(Part of a data file)
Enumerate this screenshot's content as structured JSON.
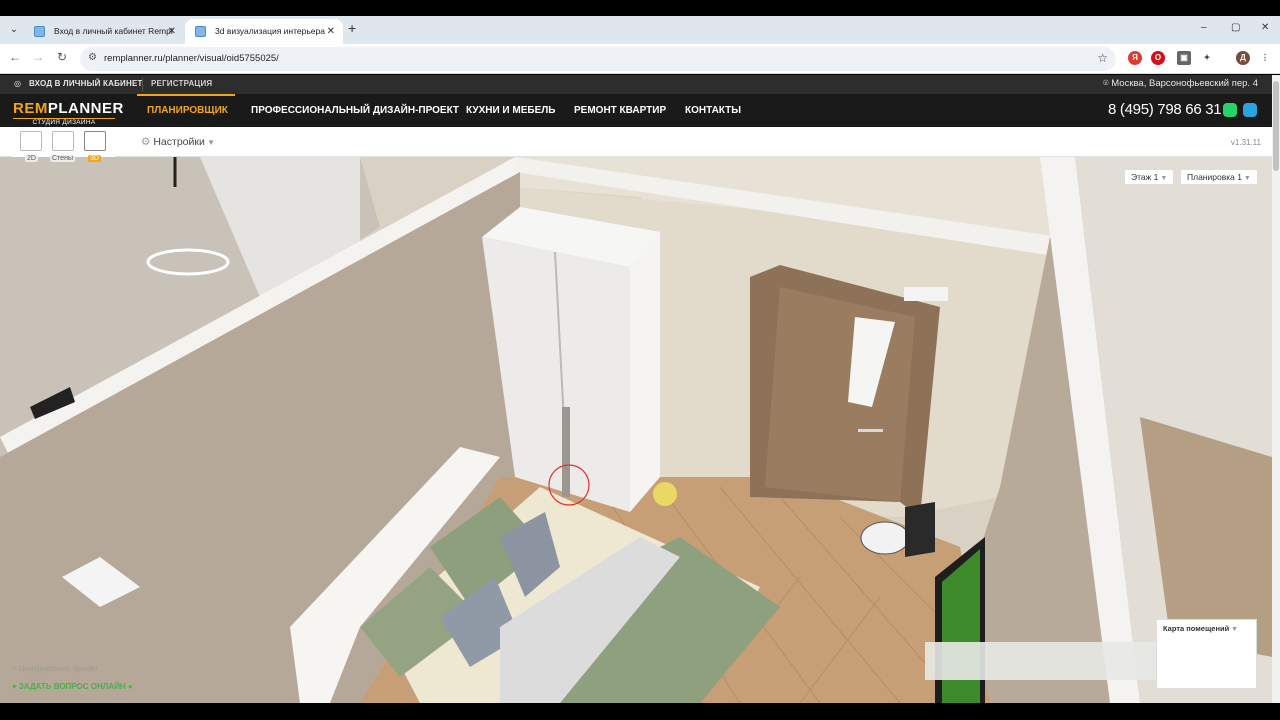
{
  "browser": {
    "tabs": [
      {
        "title": "Вход в личный кабинет Rempl",
        "active": false
      },
      {
        "title": "3d визуализация интерьера",
        "active": true
      }
    ],
    "url": "remplanner.ru/planner/visual/oid5755025/",
    "profile_initial": "Д",
    "new_tab": "+",
    "controls": {
      "minimize": "–",
      "maximize": "▢",
      "close": "✕"
    }
  },
  "site": {
    "topbar": {
      "login": "ВХОД В ЛИЧНЫЙ КАБИНЕТ",
      "register": "РЕГИСТРАЦИЯ",
      "address": "Москва, Варсонофьевский пер. 4"
    },
    "logo": {
      "brand_a": "REM",
      "brand_b": "PLANNER",
      "tagline": "СТУДИЯ ДИЗАЙНА"
    },
    "nav": [
      "ПЛАНИРОВЩИК",
      "ПРОФЕССИОНАЛЬНЫЙ ДИЗАЙН-ПРОЕКТ",
      "КУХНИ И МЕБЕЛЬ",
      "РЕМОНТ КВАРТИР",
      "КОНТАКТЫ"
    ],
    "phone": "8 (495) 798 66 31",
    "colors": {
      "accent": "#f2a516",
      "header_bg": "#1a1a1a",
      "topbar_bg": "#2d2d2d"
    }
  },
  "planner": {
    "view_modes": [
      "2D",
      "Стены",
      "3D"
    ],
    "active_view": "3D",
    "settings_label": "Настройки",
    "version": "v1.31.11",
    "floor_select": "Этаж 1",
    "layout_select": "Планировка 1",
    "room_map_label": "Карта помещений",
    "center_project": "Центрировать проект",
    "ask_online": "ЗАДАТЬ ВОПРОС ОНЛАЙН"
  }
}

= Objective =
Except for the pictures, copy the material above exactly.

= Solution below =
Enumerate this screenshot's content as structured JSON.
{
  "browser": {
    "tabs": [
      {
        "title": "Вход в личный кабинет Rempl",
        "active": false
      },
      {
        "title": "3d визуализация интерьера",
        "active": true
      }
    ],
    "url": "remplanner.ru/planner/visual/oid5755025/",
    "profile_initial": "Д",
    "new_tab": "+",
    "controls": {
      "minimize": "–",
      "maximize": "▢",
      "close": "✕"
    }
  },
  "site": {
    "topbar": {
      "login": "ВХОД В ЛИЧНЫЙ КАБИНЕТ",
      "register": "РЕГИСТРАЦИЯ",
      "address": "Москва, Варсонофьевский пер. 4"
    },
    "logo": {
      "brand_a": "REM",
      "brand_b": "PLANNER",
      "tagline": "СТУДИЯ ДИЗАЙНА"
    },
    "nav": [
      "ПЛАНИРОВЩИК",
      "ПРОФЕССИОНАЛЬНЫЙ ДИЗАЙН-ПРОЕКТ",
      "КУХНИ И МЕБЕЛЬ",
      "РЕМОНТ КВАРТИР",
      "КОНТАКТЫ"
    ],
    "phone": "8 (495) 798 66 31",
    "colors": {
      "accent": "#f2a516",
      "header_bg": "#1a1a1a",
      "topbar_bg": "#2d2d2d"
    }
  },
  "planner": {
    "view_modes": [
      "2D",
      "Стены",
      "3D"
    ],
    "active_view": "3D",
    "settings_label": "Настройки",
    "version": "v1.31.11",
    "floor_select": "Этаж 1",
    "layout_select": "Планировка 1",
    "room_map_label": "Карта помещений",
    "center_project": "Центрировать проект",
    "ask_online": "ЗАДАТЬ ВОПРОС ОНЛАЙН"
  }
}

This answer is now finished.